WHAT YOU NEED TO DO: Using the material below, copy every line where "nuScenes" appears.

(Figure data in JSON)
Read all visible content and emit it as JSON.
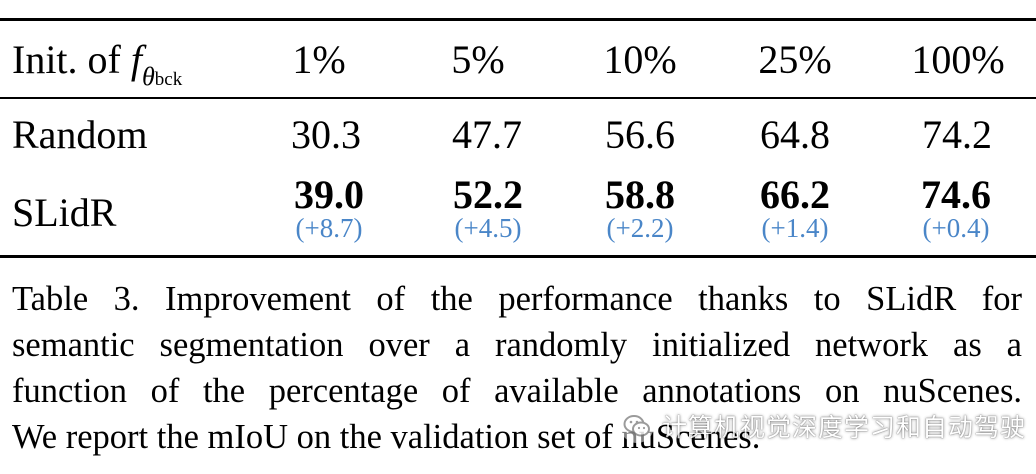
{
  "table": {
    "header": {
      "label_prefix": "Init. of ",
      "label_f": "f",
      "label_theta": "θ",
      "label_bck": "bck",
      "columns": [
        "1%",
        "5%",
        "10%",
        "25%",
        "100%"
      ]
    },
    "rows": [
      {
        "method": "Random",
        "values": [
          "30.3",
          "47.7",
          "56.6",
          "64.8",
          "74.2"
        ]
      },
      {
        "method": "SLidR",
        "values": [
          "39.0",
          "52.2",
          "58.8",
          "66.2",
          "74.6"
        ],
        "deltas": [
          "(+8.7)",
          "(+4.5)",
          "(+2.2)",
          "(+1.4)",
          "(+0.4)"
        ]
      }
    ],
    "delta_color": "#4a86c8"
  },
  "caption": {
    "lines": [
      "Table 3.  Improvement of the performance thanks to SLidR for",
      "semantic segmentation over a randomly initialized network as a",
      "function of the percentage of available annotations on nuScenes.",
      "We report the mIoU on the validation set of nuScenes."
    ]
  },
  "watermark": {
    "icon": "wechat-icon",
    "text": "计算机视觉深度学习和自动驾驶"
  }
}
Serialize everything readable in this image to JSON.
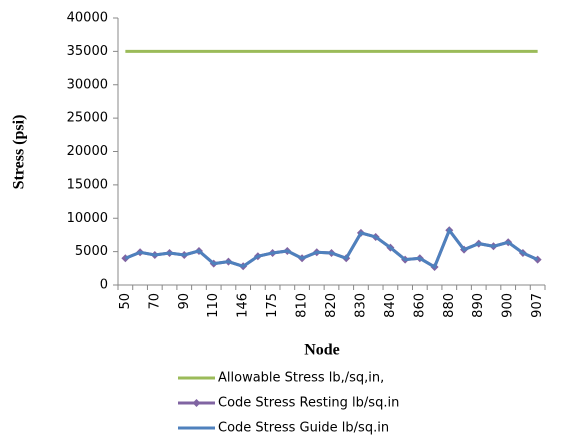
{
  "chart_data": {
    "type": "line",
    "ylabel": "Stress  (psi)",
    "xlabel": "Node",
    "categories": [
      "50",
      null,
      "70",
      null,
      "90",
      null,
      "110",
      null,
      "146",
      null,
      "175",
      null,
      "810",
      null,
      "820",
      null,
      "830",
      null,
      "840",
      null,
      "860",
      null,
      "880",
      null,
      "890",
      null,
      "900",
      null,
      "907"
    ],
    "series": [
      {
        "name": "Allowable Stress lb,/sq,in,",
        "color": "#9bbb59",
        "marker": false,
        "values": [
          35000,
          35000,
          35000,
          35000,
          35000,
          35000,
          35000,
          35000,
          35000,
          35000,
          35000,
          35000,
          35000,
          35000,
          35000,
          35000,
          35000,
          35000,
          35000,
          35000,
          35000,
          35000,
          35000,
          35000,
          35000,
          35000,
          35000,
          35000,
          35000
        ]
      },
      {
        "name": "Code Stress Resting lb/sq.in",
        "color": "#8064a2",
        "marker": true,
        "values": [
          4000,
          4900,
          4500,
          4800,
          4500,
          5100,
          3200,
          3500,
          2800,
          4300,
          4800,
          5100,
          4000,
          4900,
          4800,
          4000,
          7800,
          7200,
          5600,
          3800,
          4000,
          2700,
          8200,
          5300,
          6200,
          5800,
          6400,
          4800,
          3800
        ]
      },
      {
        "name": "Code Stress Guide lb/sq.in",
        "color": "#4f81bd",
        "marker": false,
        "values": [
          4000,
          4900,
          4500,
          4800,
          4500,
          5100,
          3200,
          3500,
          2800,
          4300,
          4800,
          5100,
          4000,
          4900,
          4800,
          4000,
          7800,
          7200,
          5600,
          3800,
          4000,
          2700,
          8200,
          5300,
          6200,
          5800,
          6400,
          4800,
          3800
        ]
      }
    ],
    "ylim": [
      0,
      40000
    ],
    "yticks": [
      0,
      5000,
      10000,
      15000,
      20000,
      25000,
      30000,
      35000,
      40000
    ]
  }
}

THE OUTPUT:
      "function of the percentage of available annotations on nuScenes.",
      "We report the mIoU on the validation set of nuScenes."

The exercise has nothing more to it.